───── Provided information ─────

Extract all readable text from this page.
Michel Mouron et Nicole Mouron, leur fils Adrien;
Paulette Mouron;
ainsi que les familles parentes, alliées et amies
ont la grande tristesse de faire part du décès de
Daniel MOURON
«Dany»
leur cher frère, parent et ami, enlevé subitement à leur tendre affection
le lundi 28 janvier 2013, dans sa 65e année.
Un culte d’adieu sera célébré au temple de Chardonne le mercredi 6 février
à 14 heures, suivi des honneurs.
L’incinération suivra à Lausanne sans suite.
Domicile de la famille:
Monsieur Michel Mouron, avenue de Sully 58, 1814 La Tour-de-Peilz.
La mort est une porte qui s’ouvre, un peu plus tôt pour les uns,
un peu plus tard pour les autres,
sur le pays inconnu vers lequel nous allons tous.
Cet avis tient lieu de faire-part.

─────

# Task to carry out:
Copy all the lines, exactly.

# Response to this task:
Extract all readable text from this page.
Michel Mouron et Nicole Mouron, leur fils Adrien;
Paulette Mouron;
ainsi que les familles parentes, alliées et amies
ont la grande tristesse de faire part du décès de
Daniel MOURON
«Dany»
leur cher frère, parent et ami, enlevé subitement à leur tendre affection
le lundi 28 janvier 2013, dans sa 65e année.
Un culte d’adieu sera célébré au temple de Chardonne le mercredi 6 février
à 14 heures, suivi des honneurs.
L’incinération suivra à Lausanne sans suite.
Domicile de la famille:
Monsieur Michel Mouron, avenue de Sully 58, 1814 La Tour-de-Peilz.
La mort est une porte qui s’ouvre, un peu plus tôt pour les uns,
un peu plus tard pour les autres,
sur le pays inconnu vers lequel nous allons tous.
Cet avis tient lieu de faire-part.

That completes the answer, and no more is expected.